-- START OF Working data --

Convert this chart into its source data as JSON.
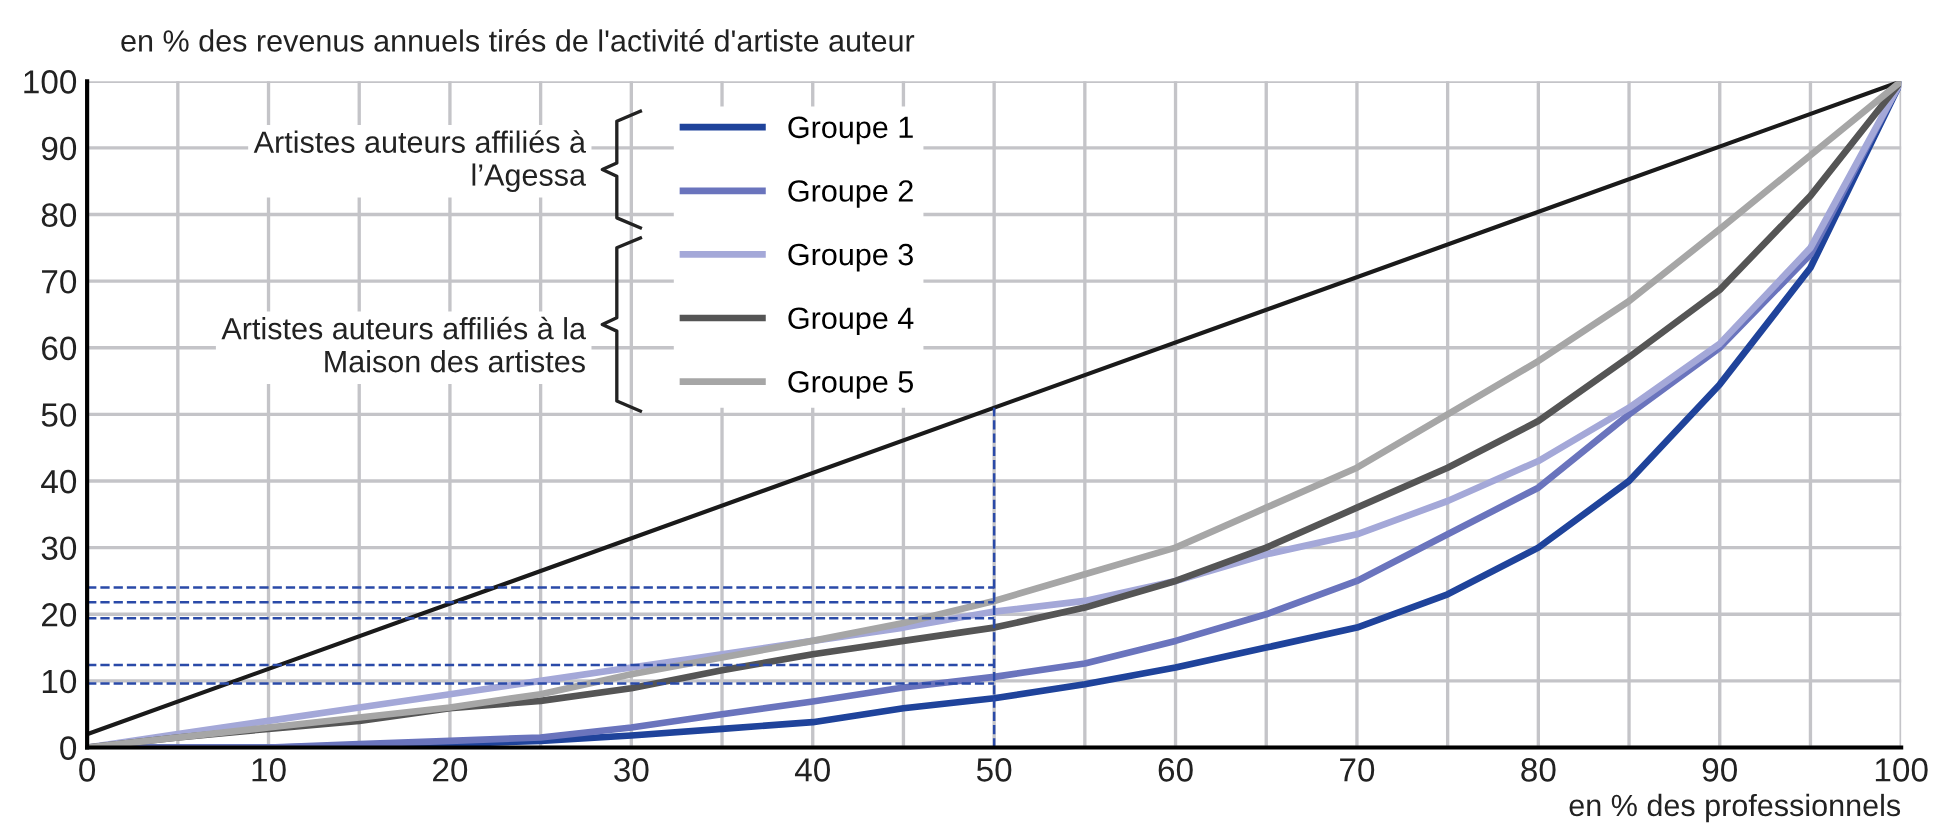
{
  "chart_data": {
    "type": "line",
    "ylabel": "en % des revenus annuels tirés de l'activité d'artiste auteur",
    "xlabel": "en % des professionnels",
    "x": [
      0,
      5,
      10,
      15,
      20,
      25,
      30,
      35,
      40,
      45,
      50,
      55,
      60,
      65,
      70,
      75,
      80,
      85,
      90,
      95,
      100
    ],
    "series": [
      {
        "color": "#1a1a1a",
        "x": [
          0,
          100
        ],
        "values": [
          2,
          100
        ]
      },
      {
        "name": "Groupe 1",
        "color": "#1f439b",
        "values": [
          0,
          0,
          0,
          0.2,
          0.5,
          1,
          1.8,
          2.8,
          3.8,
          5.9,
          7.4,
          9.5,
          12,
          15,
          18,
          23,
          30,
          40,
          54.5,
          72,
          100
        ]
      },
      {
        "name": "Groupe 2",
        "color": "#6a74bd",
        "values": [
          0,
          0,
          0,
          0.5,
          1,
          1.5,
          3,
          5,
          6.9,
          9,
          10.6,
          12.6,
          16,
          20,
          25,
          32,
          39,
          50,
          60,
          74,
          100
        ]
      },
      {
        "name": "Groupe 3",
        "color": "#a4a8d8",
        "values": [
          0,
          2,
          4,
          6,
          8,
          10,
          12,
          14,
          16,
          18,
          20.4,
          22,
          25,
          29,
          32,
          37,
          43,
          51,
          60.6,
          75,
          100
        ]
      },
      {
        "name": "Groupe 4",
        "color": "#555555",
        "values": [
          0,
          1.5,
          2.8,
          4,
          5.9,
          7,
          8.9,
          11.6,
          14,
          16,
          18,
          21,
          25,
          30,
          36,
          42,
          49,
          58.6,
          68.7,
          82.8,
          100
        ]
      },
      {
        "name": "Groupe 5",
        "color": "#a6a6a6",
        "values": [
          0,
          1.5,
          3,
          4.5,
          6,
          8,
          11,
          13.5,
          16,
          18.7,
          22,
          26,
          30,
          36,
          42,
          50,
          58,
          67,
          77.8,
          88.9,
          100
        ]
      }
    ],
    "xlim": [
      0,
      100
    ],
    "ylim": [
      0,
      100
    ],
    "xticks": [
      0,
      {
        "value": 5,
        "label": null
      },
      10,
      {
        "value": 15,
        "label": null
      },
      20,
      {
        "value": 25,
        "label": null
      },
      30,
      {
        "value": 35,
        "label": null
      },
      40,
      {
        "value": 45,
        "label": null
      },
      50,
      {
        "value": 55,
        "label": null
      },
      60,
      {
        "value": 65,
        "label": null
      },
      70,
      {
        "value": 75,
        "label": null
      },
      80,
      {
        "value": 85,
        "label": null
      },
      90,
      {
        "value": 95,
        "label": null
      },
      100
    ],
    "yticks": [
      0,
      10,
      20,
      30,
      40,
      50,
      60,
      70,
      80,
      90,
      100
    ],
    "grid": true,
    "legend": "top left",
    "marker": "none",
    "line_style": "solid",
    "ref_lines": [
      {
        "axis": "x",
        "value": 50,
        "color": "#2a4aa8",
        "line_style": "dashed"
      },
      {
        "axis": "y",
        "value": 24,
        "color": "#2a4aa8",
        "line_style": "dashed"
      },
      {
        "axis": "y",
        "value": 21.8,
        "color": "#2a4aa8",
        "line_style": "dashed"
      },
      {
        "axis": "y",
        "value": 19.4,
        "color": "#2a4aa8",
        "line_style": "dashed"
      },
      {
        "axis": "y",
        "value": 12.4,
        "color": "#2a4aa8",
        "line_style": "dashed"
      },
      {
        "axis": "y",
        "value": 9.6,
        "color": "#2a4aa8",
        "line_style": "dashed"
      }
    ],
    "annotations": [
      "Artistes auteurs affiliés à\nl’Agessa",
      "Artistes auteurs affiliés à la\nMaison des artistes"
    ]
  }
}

-- END OF Working data --

> Problem details: Transcribe every entry word for word, but omit the pictures.

> Response:
Convert this chart into its source data as JSON.
{
  "chart_data": {
    "type": "line",
    "ylabel": "en % des revenus annuels tirés de l'activité d'artiste auteur",
    "xlabel": "en % des professionnels",
    "x": [
      0,
      5,
      10,
      15,
      20,
      25,
      30,
      35,
      40,
      45,
      50,
      55,
      60,
      65,
      70,
      75,
      80,
      85,
      90,
      95,
      100
    ],
    "series": [
      {
        "color": "#1a1a1a",
        "x": [
          0,
          100
        ],
        "values": [
          2,
          100
        ]
      },
      {
        "name": "Groupe 1",
        "color": "#1f439b",
        "values": [
          0,
          0,
          0,
          0.2,
          0.5,
          1,
          1.8,
          2.8,
          3.8,
          5.9,
          7.4,
          9.5,
          12,
          15,
          18,
          23,
          30,
          40,
          54.5,
          72,
          100
        ]
      },
      {
        "name": "Groupe 2",
        "color": "#6a74bd",
        "values": [
          0,
          0,
          0,
          0.5,
          1,
          1.5,
          3,
          5,
          6.9,
          9,
          10.6,
          12.6,
          16,
          20,
          25,
          32,
          39,
          50,
          60,
          74,
          100
        ]
      },
      {
        "name": "Groupe 3",
        "color": "#a4a8d8",
        "values": [
          0,
          2,
          4,
          6,
          8,
          10,
          12,
          14,
          16,
          18,
          20.4,
          22,
          25,
          29,
          32,
          37,
          43,
          51,
          60.6,
          75,
          100
        ]
      },
      {
        "name": "Groupe 4",
        "color": "#555555",
        "values": [
          0,
          1.5,
          2.8,
          4,
          5.9,
          7,
          8.9,
          11.6,
          14,
          16,
          18,
          21,
          25,
          30,
          36,
          42,
          49,
          58.6,
          68.7,
          82.8,
          100
        ]
      },
      {
        "name": "Groupe 5",
        "color": "#a6a6a6",
        "values": [
          0,
          1.5,
          3,
          4.5,
          6,
          8,
          11,
          13.5,
          16,
          18.7,
          22,
          26,
          30,
          36,
          42,
          50,
          58,
          67,
          77.8,
          88.9,
          100
        ]
      }
    ],
    "xlim": [
      0,
      100
    ],
    "ylim": [
      0,
      100
    ],
    "xticks": [
      0,
      {
        "value": 5,
        "label": null
      },
      10,
      {
        "value": 15,
        "label": null
      },
      20,
      {
        "value": 25,
        "label": null
      },
      30,
      {
        "value": 35,
        "label": null
      },
      40,
      {
        "value": 45,
        "label": null
      },
      50,
      {
        "value": 55,
        "label": null
      },
      60,
      {
        "value": 65,
        "label": null
      },
      70,
      {
        "value": 75,
        "label": null
      },
      80,
      {
        "value": 85,
        "label": null
      },
      90,
      {
        "value": 95,
        "label": null
      },
      100
    ],
    "yticks": [
      0,
      10,
      20,
      30,
      40,
      50,
      60,
      70,
      80,
      90,
      100
    ],
    "grid": true,
    "legend": "top left",
    "marker": "none",
    "line_style": "solid",
    "ref_lines": [
      {
        "axis": "x",
        "value": 50,
        "color": "#2a4aa8",
        "line_style": "dashed"
      },
      {
        "axis": "y",
        "value": 24,
        "color": "#2a4aa8",
        "line_style": "dashed"
      },
      {
        "axis": "y",
        "value": 21.8,
        "color": "#2a4aa8",
        "line_style": "dashed"
      },
      {
        "axis": "y",
        "value": 19.4,
        "color": "#2a4aa8",
        "line_style": "dashed"
      },
      {
        "axis": "y",
        "value": 12.4,
        "color": "#2a4aa8",
        "line_style": "dashed"
      },
      {
        "axis": "y",
        "value": 9.6,
        "color": "#2a4aa8",
        "line_style": "dashed"
      }
    ],
    "annotations": [
      "Artistes auteurs affiliés à\nl’Agessa",
      "Artistes auteurs affiliés à la\nMaison des artistes"
    ]
  }
}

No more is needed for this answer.